== What you will do ==
Copy each line below in which the word "from" occurs.

== Rows ==

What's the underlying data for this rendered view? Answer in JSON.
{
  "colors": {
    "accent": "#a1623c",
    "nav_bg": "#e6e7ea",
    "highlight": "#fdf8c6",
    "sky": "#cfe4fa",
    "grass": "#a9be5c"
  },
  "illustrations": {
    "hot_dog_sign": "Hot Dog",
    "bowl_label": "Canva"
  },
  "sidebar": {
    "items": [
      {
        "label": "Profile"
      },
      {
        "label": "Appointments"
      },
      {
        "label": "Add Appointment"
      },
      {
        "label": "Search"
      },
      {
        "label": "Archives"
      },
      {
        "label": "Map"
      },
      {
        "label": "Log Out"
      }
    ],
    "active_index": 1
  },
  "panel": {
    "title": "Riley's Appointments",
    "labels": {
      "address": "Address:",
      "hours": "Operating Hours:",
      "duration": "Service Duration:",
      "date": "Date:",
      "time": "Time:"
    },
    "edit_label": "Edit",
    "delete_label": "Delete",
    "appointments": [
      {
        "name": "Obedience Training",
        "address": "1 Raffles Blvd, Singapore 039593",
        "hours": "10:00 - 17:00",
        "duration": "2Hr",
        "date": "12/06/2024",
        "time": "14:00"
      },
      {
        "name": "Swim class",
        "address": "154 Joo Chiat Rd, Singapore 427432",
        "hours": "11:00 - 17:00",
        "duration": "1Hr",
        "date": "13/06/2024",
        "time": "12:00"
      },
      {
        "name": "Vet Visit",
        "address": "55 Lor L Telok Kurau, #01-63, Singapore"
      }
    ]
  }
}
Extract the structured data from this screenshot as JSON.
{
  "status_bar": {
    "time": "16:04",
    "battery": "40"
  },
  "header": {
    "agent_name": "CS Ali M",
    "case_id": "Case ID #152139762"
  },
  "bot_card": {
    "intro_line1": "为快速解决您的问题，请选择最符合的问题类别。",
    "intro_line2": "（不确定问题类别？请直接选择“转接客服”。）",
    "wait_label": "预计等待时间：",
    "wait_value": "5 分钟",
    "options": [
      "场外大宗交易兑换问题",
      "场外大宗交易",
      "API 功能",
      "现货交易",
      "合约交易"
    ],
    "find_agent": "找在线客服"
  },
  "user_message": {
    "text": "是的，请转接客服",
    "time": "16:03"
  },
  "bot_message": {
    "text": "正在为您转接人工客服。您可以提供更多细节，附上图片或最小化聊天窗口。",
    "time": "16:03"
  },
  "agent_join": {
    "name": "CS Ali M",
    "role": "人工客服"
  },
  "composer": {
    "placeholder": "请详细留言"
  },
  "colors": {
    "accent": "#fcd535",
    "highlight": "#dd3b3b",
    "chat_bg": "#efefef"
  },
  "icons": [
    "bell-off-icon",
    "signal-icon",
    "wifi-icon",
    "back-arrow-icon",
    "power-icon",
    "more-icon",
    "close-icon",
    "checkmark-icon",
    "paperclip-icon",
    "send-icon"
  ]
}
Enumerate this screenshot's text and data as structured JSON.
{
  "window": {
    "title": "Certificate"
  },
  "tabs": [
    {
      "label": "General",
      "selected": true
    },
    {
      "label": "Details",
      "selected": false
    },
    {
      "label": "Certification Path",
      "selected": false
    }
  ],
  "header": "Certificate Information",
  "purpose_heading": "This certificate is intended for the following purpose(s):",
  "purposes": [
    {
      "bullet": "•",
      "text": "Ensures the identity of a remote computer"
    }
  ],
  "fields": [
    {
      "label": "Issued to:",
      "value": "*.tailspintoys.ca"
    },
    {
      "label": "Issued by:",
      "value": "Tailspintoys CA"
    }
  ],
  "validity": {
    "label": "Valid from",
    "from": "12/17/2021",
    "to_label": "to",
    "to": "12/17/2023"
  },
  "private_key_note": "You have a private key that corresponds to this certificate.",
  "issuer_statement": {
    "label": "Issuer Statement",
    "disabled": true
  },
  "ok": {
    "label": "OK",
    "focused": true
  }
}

== Written answer ==
Extract the structured data from this screenshot as JSON.
    "label": "Valid from",
    "from": "12/17/2021",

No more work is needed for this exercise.